§ Request: Look through the records below and give the number of lines holding the string "text", nothing more.
--- Start ---
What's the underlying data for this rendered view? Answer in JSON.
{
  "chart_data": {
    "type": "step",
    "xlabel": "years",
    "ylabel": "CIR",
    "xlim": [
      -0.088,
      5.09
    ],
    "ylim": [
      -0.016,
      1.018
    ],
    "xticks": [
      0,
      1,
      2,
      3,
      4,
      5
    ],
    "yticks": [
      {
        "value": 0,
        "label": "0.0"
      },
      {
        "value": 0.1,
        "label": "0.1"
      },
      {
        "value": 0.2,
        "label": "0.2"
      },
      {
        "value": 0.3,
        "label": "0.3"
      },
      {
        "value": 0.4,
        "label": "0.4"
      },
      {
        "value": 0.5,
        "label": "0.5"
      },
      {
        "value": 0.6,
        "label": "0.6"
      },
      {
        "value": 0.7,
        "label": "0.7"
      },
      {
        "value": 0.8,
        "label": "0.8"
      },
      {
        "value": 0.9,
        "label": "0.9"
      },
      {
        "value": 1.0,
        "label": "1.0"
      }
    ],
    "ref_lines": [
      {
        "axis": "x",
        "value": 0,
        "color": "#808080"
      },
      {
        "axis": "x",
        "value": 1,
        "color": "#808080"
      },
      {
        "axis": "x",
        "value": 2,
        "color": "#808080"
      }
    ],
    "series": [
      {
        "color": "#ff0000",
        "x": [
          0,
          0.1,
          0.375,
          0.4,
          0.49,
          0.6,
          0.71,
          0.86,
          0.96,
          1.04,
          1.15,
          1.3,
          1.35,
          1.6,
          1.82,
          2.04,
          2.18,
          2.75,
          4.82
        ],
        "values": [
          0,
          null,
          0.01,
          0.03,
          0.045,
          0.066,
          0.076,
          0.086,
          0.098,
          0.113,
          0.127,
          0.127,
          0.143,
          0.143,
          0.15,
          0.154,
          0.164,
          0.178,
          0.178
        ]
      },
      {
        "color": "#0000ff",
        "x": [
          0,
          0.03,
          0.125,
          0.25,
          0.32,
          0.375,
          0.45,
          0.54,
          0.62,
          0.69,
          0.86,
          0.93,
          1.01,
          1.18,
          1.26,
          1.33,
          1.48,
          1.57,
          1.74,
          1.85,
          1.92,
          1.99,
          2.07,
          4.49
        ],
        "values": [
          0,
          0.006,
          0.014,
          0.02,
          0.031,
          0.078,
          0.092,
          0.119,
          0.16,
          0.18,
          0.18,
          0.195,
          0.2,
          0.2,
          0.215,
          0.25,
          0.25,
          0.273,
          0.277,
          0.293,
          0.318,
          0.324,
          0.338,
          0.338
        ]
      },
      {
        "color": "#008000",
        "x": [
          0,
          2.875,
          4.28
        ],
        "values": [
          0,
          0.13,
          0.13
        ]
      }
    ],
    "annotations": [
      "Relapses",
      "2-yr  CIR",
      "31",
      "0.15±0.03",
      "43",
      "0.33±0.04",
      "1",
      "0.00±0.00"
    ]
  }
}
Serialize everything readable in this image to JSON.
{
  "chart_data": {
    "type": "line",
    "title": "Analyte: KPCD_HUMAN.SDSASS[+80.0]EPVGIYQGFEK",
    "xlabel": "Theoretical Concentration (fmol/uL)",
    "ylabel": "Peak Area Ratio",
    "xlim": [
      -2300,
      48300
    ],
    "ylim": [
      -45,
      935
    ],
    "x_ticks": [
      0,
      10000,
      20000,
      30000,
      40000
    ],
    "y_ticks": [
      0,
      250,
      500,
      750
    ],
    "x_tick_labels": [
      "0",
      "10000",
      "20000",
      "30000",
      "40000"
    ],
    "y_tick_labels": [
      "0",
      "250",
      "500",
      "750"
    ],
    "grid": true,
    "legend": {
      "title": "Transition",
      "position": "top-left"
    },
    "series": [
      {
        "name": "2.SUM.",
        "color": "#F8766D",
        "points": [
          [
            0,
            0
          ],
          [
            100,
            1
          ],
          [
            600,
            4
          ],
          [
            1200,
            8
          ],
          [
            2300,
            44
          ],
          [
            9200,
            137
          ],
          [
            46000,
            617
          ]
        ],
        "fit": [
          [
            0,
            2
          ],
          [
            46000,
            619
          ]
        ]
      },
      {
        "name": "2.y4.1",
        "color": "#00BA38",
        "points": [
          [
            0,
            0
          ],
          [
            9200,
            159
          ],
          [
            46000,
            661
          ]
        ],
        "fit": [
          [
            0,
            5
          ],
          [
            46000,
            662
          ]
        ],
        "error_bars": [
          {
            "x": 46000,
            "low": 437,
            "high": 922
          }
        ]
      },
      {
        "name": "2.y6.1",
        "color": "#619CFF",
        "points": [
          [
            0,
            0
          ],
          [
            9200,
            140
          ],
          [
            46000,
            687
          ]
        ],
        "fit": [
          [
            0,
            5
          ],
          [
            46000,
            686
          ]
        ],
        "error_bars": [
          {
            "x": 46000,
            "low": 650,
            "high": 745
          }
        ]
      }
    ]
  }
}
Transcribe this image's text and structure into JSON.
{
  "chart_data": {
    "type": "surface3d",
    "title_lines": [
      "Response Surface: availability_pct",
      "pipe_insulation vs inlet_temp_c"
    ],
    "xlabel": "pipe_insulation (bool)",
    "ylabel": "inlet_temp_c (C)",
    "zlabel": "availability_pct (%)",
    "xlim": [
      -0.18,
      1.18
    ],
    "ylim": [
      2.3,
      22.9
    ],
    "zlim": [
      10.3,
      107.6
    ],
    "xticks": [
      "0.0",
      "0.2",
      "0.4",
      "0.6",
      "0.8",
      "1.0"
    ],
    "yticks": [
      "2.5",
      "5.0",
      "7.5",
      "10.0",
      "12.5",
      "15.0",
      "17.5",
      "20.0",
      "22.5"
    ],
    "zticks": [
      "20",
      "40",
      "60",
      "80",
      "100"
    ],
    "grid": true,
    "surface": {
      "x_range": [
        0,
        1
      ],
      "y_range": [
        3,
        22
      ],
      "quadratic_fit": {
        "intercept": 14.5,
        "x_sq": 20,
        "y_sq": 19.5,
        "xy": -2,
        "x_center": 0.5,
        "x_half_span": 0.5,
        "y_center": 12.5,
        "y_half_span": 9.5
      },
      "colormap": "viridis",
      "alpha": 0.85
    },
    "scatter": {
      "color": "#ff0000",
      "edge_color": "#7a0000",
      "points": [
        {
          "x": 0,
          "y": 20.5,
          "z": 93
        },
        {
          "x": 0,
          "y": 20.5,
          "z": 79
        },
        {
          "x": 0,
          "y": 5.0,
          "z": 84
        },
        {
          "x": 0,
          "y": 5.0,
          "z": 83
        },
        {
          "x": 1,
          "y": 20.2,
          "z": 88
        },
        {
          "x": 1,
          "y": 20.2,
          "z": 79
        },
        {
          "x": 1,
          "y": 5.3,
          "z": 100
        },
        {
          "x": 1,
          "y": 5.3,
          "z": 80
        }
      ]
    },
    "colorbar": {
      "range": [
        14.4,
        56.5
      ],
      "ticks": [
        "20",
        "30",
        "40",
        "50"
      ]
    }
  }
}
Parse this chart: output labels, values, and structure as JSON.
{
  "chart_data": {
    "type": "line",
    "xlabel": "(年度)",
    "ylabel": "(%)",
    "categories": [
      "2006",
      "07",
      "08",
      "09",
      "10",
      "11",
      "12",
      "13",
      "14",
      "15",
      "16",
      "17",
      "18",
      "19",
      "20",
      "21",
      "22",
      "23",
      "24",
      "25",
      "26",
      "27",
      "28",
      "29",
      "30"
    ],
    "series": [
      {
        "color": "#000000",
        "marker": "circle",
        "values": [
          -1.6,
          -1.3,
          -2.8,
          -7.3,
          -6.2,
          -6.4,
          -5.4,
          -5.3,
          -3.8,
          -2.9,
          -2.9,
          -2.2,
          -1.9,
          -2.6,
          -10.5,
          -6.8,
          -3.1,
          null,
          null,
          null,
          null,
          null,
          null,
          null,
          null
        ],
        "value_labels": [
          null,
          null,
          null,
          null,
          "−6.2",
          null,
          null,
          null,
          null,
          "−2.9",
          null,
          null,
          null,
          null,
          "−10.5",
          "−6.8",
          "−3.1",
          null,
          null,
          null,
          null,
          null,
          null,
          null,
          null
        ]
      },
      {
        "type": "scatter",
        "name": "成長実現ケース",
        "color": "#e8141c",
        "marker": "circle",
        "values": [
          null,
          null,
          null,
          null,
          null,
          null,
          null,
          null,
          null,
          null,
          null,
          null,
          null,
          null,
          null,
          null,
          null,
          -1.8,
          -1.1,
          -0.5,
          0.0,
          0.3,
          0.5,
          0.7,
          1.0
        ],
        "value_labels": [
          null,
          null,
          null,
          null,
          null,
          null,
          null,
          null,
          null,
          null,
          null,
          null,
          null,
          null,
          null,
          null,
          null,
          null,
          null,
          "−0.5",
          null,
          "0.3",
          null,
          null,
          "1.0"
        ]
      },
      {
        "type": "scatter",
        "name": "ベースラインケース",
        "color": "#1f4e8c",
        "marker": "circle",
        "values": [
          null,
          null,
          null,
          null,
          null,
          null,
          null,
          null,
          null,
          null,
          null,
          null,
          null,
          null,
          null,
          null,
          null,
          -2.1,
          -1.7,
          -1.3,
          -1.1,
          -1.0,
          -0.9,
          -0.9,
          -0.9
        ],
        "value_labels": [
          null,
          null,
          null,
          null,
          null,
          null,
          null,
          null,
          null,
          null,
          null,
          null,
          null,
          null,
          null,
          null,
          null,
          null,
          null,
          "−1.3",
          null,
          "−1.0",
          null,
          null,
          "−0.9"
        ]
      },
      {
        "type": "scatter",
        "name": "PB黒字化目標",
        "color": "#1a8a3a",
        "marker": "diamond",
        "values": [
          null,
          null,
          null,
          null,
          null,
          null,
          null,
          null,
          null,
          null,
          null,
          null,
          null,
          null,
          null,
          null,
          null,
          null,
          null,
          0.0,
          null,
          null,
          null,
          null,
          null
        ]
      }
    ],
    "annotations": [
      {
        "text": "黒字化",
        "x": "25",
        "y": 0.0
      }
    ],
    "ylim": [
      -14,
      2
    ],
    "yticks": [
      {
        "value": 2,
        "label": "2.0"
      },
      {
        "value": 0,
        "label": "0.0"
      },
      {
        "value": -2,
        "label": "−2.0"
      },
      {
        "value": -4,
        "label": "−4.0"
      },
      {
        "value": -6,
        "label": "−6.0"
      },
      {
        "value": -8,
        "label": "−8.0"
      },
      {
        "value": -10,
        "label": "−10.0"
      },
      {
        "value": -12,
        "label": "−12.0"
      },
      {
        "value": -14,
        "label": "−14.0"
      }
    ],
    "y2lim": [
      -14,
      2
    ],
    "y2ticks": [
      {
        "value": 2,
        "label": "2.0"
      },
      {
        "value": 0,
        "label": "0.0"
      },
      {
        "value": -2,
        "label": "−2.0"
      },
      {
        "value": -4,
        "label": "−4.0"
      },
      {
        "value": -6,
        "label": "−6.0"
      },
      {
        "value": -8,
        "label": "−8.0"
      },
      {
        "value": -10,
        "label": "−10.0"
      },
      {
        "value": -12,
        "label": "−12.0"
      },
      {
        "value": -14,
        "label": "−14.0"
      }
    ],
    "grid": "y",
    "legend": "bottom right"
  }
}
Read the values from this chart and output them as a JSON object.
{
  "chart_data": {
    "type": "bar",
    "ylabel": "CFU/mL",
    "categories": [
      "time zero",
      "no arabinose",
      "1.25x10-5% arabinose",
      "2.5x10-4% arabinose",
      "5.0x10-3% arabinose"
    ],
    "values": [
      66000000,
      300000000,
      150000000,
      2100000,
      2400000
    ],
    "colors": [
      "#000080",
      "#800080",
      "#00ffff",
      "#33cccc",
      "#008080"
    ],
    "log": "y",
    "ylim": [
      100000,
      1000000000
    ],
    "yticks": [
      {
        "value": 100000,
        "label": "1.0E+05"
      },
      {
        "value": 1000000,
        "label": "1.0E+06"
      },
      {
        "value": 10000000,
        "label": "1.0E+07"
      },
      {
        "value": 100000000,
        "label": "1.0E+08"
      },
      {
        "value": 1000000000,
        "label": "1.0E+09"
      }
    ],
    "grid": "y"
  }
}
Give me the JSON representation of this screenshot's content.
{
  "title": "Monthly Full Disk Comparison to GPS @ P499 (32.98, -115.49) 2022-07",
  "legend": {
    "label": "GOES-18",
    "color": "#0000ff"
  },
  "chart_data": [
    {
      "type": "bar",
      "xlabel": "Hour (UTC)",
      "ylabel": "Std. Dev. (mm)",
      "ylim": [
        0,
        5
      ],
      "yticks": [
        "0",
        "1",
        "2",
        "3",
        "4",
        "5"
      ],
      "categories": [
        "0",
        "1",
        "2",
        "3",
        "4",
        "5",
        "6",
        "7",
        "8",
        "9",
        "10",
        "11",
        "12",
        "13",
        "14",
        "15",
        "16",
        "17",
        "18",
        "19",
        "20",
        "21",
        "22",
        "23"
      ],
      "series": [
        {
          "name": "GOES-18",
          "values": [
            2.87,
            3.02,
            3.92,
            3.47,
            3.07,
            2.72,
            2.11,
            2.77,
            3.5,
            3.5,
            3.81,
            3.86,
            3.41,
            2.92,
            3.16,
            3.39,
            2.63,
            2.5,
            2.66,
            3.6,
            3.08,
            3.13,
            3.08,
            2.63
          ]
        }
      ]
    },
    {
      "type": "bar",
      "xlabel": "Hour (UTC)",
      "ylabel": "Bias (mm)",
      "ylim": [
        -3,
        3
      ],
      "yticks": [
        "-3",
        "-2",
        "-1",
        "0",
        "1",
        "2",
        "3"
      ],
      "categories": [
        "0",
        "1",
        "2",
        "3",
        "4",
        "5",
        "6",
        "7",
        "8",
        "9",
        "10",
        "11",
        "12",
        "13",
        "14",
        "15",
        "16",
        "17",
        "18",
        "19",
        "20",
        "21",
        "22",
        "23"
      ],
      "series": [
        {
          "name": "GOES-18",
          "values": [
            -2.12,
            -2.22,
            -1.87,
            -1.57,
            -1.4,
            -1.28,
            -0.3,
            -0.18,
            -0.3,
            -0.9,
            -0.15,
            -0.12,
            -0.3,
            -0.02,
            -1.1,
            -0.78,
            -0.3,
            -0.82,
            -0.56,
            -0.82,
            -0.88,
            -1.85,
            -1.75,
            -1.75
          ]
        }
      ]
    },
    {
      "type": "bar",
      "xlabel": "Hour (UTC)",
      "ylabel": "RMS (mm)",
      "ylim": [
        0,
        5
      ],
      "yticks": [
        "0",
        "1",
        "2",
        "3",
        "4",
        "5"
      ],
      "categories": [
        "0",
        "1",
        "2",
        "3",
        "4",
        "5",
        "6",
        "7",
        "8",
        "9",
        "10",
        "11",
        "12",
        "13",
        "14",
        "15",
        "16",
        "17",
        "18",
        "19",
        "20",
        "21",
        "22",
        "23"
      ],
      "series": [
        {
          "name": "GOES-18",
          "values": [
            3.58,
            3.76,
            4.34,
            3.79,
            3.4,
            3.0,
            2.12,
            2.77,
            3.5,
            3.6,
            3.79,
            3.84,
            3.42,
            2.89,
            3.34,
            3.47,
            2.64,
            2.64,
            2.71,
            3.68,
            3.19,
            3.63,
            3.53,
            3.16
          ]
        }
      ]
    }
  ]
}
--- End ---
§ The solution: 2